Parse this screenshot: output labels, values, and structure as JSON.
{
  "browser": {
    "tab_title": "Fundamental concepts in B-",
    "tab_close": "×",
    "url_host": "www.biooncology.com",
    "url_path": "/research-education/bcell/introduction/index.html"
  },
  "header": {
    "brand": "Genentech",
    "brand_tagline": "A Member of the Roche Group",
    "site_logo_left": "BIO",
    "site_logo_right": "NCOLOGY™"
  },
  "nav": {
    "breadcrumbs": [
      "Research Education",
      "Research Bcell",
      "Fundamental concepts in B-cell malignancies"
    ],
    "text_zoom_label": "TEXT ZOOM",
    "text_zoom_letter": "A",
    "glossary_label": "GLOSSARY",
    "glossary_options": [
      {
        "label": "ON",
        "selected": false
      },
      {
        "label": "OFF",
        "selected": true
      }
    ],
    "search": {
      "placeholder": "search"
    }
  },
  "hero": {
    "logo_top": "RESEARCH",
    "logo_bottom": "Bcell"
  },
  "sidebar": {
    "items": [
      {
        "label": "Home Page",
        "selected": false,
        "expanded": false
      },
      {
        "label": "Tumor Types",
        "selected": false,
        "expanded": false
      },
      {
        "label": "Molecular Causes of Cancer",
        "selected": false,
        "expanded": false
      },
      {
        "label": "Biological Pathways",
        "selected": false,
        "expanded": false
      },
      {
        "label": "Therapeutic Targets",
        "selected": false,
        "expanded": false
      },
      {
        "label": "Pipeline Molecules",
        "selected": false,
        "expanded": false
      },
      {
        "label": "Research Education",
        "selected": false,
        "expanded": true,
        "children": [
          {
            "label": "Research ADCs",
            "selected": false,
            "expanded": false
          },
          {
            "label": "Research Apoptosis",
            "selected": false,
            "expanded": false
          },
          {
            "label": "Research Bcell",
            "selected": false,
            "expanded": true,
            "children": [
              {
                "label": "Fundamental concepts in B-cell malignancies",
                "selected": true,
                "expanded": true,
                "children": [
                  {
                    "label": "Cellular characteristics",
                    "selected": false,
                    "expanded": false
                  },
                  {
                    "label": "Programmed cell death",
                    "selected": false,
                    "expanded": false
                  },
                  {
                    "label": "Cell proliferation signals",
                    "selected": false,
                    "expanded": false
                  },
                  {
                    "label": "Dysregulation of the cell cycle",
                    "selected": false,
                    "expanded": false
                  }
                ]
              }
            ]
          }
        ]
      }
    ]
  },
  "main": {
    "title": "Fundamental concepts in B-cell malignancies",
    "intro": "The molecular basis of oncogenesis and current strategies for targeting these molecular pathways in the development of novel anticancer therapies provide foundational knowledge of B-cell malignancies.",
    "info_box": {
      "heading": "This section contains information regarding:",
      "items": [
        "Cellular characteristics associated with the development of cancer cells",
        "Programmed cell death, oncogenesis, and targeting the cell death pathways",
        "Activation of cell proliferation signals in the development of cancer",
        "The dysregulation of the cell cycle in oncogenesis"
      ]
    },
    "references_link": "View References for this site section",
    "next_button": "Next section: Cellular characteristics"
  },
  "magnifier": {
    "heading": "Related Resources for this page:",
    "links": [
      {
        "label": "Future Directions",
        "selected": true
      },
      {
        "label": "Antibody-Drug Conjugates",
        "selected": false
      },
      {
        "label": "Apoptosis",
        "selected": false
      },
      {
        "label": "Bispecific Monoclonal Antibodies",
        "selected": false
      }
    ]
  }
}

....................

# [What this task involves]
What you write must be identical to the material above.

# [Task response]
Parse this screenshot: output labels, values, and structure as JSON.
{
  "browser": {
    "tab_title": "Fundamental concepts in B-",
    "tab_close": "×",
    "url_host": "www.biooncology.com",
    "url_path": "/research-education/bcell/introduction/index.html"
  },
  "header": {
    "brand": "Genentech",
    "brand_tagline": "A Member of the Roche Group",
    "site_logo_left": "BIO",
    "site_logo_right": "NCOLOGY™"
  },
  "nav": {
    "breadcrumbs": [
      "Research Education",
      "Research Bcell",
      "Fundamental concepts in B-cell malignancies"
    ],
    "text_zoom_label": "TEXT ZOOM",
    "text_zoom_letter": "A",
    "glossary_label": "GLOSSARY",
    "glossary_options": [
      {
        "label": "ON",
        "selected": false
      },
      {
        "label": "OFF",
        "selected": true
      }
    ],
    "search": {
      "placeholder": "search"
    }
  },
  "hero": {
    "logo_top": "RESEARCH",
    "logo_bottom": "Bcell"
  },
  "sidebar": {
    "items": [
      {
        "label": "Home Page",
        "selected": false,
        "expanded": false
      },
      {
        "label": "Tumor Types",
        "selected": false,
        "expanded": false
      },
      {
        "label": "Molecular Causes of Cancer",
        "selected": false,
        "expanded": false
      },
      {
        "label": "Biological Pathways",
        "selected": false,
        "expanded": false
      },
      {
        "label": "Therapeutic Targets",
        "selected": false,
        "expanded": false
      },
      {
        "label": "Pipeline Molecules",
        "selected": false,
        "expanded": false
      },
      {
        "label": "Research Education",
        "selected": false,
        "expanded": true,
        "children": [
          {
            "label": "Research ADCs",
            "selected": false,
            "expanded": false
          },
          {
            "label": "Research Apoptosis",
            "selected": false,
            "expanded": false
          },
          {
            "label": "Research Bcell",
            "selected": false,
            "expanded": true,
            "children": [
              {
                "label": "Fundamental concepts in B-cell malignancies",
                "selected": true,
                "expanded": true,
                "children": [
                  {
                    "label": "Cellular characteristics",
                    "selected": false,
                    "expanded": false
                  },
                  {
                    "label": "Programmed cell death",
                    "selected": false,
                    "expanded": false
                  },
                  {
                    "label": "Cell proliferation signals",
                    "selected": false,
                    "expanded": false
                  },
                  {
                    "label": "Dysregulation of the cell cycle",
                    "selected": false,
                    "expanded": false
                  }
                ]
              }
            ]
          }
        ]
      }
    ]
  },
  "main": {
    "title": "Fundamental concepts in B-cell malignancies",
    "intro": "The molecular basis of oncogenesis and current strategies for targeting these molecular pathways in the development of novel anticancer therapies provide foundational knowledge of B-cell malignancies.",
    "info_box": {
      "heading": "This section contains information regarding:",
      "items": [
        "Cellular characteristics associated with the development of cancer cells",
        "Programmed cell death, oncogenesis, and targeting the cell death pathways",
        "Activation of cell proliferation signals in the development of cancer",
        "The dysregulation of the cell cycle in oncogenesis"
      ]
    },
    "references_link": "View References for this site section",
    "next_button": "Next section: Cellular characteristics"
  },
  "magnifier": {
    "heading": "Related Resources for this page:",
    "links": [
      {
        "label": "Future Directions",
        "selected": true
      },
      {
        "label": "Antibody-Drug Conjugates",
        "selected": false
      },
      {
        "label": "Apoptosis",
        "selected": false
      },
      {
        "label": "Bispecific Monoclonal Antibodies",
        "selected": false
      }
    ]
  }
}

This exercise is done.